__Exercise directions__: Every line in the listing is to be echoed verbatim.

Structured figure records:
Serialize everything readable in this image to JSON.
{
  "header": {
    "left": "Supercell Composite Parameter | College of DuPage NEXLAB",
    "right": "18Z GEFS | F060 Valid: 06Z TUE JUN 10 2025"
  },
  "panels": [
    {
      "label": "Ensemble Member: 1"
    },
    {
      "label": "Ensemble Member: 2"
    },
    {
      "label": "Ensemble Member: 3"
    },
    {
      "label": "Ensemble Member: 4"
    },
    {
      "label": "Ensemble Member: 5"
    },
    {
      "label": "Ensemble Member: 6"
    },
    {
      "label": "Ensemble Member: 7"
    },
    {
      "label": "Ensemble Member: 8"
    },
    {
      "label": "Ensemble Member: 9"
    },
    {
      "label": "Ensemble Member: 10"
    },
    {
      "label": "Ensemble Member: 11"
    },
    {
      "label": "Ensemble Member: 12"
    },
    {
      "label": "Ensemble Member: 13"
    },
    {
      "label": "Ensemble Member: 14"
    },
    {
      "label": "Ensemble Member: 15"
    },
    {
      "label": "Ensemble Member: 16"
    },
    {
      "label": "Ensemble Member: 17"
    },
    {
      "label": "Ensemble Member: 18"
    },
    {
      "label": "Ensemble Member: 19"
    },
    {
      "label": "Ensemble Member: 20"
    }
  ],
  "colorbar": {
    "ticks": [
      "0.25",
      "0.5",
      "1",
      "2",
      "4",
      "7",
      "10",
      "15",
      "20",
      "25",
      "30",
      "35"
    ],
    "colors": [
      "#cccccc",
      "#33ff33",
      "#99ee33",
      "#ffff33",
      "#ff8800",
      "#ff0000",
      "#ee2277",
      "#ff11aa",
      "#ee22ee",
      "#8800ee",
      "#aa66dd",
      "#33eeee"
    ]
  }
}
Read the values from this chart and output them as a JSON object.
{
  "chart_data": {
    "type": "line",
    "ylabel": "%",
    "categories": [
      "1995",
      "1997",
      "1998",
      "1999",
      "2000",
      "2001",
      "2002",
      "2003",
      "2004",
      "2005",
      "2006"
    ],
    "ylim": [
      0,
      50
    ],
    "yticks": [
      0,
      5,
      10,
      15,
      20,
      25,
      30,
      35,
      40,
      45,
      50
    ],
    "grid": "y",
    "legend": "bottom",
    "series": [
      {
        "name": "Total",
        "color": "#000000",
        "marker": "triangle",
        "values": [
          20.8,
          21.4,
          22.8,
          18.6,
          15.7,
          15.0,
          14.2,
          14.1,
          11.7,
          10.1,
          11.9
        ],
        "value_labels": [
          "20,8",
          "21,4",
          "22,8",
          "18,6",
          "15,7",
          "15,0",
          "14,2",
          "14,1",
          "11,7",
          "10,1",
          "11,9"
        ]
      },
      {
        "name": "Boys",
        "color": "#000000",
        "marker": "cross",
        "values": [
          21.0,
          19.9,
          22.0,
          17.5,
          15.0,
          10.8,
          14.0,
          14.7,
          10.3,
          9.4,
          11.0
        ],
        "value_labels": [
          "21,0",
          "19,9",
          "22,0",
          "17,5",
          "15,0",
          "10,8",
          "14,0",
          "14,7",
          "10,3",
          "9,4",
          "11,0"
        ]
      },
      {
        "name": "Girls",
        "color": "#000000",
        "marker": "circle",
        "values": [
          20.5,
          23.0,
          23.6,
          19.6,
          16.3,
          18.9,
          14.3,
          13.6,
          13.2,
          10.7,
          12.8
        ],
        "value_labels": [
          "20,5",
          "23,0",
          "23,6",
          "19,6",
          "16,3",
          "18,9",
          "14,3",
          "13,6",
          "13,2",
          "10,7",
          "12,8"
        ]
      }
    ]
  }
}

__Solution to this problem__:
Serialize everything readable in this image to JSON.
{
  "header": {
    "left": "Supercell Composite Parameter | College of DuPage NEXLAB",
    "right": "18Z GEFS | F060 Valid: 06Z TUE JUN 10 2025"
  },
  "panels": [
    {
      "label": "Ensemble Member: 1"
    },
    {
      "label": "Ensemble Member: 2"
    },
    {
      "label": "Ensemble Member: 3"
    },
    {
      "label": "Ensemble Member: 4"
    },
    {
      "label": "Ensemble Member: 5"
    },
    {
      "label": "Ensemble Member: 6"
    },
    {
      "label": "Ensemble Member: 7"
    },
    {
      "label": "Ensemble Member: 8"
    },
    {
      "label": "Ensemble Member: 9"
    },
    {
      "label": "Ensemble Member: 10"
    },
    {
      "label": "Ensemble Member: 11"
    },
    {
      "label": "Ensemble Member: 12"
    },
    {
      "label": "Ensemble Member: 13"
    },
    {
      "label": "Ensemble Member: 14"
    },
    {
      "label": "Ensemble Member: 15"
    },
    {
      "label": "Ensemble Member: 16"
    },
    {
      "label": "Ensemble Member: 17"
    },
    {
      "label": "Ensemble Member: 18"
    },
    {
      "label": "Ensemble Member: 19"
    },
    {
      "label": "Ensemble Member: 20"
    }
  ],
  "colorbar": {
    "ticks": [
      "0.25",
      "0.5",
      "1",
      "2",
      "4",
      "7",
      "10",
      "15",
      "20",
      "25",
      "30",
      "35"
    ],
    "colors": [
      "#cccccc",
      "#33ff33",
      "#99ee33",
      "#ffff33",
      "#ff8800",
      "#ff0000",
      "#ee2277",
      "#ff11aa",
      "#ee22ee",
      "#8800ee",
      "#aa66dd",
      "#33eeee"
    ]
  }
}
Read the values from this chart and output them as a JSON object.
{
  "chart_data": {
    "type": "line",
    "ylabel": "%",
    "categories": [
      "1995",
      "1997",
      "1998",
      "1999",
      "2000",
      "2001",
      "2002",
      "2003",
      "2004",
      "2005",
      "2006"
    ],
    "ylim": [
      0,
      50
    ],
    "yticks": [
      0,
      5,
      10,
      15,
      20,
      25,
      30,
      35,
      40,
      45,
      50
    ],
    "grid": "y",
    "legend": "bottom",
    "series": [
      {
        "name": "Total",
        "color": "#000000",
        "marker": "triangle",
        "values": [
          20.8,
          21.4,
          22.8,
          18.6,
          15.7,
          15.0,
          14.2,
          14.1,
          11.7,
          10.1,
          11.9
        ],
        "value_labels": [
          "20,8",
          "21,4",
          "22,8",
          "18,6",
          "15,7",
          "15,0",
          "14,2",
          "14,1",
          "11,7",
          "10,1",
          "11,9"
        ]
      },
      {
        "name": "Boys",
        "color": "#000000",
        "marker": "cross",
        "values": [
          21.0,
          19.9,
          22.0,
          17.5,
          15.0,
          10.8,
          14.0,
          14.7,
          10.3,
          9.4,
          11.0
        ],
        "value_labels": [
          "21,0",
          "19,9",
          "22,0",
          "17,5",
          "15,0",
          "10,8",
          "14,0",
          "14,7",
          "10,3",
          "9,4",
          "11,0"
        ]
      },
      {
        "name": "Girls",
        "color": "#000000",
        "marker": "circle",
        "values": [
          20.5,
          23.0,
          23.6,
          19.6,
          16.3,
          18.9,
          14.3,
          13.6,
          13.2,
          10.7,
          12.8
        ],
        "value_labels": [
          "20,5",
          "23,0",
          "23,6",
          "19,6",
          "16,3",
          "18,9",
          "14,3",
          "13,6",
          "13,2",
          "10,7",
          "12,8"
        ]
      }
    ]
  }
}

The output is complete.